Your objective ▸ Change "text-segment" to "text-span" in the part of the records that opens with the first line and closes with the line containing "section-2-1-number: 2.1 [112,469,133,485]". Return only those lines, with everything else unchanged.

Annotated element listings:
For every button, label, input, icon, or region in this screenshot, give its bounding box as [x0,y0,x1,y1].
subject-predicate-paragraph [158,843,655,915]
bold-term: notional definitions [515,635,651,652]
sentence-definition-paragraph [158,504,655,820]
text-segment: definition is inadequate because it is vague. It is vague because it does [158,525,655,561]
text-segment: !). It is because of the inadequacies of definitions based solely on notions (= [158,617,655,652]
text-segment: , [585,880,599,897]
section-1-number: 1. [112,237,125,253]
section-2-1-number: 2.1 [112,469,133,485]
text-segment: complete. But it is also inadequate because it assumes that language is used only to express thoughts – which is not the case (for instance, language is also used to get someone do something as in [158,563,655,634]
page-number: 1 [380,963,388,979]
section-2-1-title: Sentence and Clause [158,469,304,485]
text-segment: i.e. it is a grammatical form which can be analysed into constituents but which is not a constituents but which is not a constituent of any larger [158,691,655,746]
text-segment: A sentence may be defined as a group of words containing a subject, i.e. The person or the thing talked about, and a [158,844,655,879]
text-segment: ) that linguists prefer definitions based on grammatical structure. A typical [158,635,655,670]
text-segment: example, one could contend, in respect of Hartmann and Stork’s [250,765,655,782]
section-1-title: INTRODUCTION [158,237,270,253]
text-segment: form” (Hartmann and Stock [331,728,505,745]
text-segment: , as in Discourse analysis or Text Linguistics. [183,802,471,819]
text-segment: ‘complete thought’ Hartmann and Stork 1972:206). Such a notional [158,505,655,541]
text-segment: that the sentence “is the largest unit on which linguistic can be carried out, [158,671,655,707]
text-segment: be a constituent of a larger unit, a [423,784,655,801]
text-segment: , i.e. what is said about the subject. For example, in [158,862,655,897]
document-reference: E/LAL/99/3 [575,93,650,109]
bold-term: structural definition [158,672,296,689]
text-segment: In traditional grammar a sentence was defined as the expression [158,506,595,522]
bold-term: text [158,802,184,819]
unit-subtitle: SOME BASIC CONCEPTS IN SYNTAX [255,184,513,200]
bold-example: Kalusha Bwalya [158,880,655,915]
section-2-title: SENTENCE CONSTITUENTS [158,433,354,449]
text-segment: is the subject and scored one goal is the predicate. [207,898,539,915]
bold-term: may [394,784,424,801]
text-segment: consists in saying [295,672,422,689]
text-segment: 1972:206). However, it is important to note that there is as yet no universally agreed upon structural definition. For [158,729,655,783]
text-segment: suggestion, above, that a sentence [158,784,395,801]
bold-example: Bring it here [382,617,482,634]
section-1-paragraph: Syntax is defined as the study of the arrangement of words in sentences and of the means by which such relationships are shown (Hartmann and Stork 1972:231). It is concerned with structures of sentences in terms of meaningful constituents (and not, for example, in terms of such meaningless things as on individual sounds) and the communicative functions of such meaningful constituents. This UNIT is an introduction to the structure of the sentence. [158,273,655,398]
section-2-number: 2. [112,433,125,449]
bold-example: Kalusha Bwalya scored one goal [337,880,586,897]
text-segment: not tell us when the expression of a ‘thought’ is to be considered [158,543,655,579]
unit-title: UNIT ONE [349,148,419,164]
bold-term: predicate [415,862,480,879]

Result for this task ▸
For every button, label, input, icon, or region in this screenshot, give its bounding box as [x0,y0,x1,y1].
subject-predicate-paragraph [158,843,655,915]
bold-term: notional definitions [515,635,651,652]
sentence-definition-paragraph [158,504,655,820]
text-span: definition is inadequate because it is vague. It is vague because it does [158,525,655,561]
text-span: !). It is because of the inadequacies of definitions based solely on notions (= [158,617,655,652]
text-span: , [585,880,599,897]
section-1-number: 1. [112,237,125,253]
section-2-1-number: 2.1 [112,469,133,485]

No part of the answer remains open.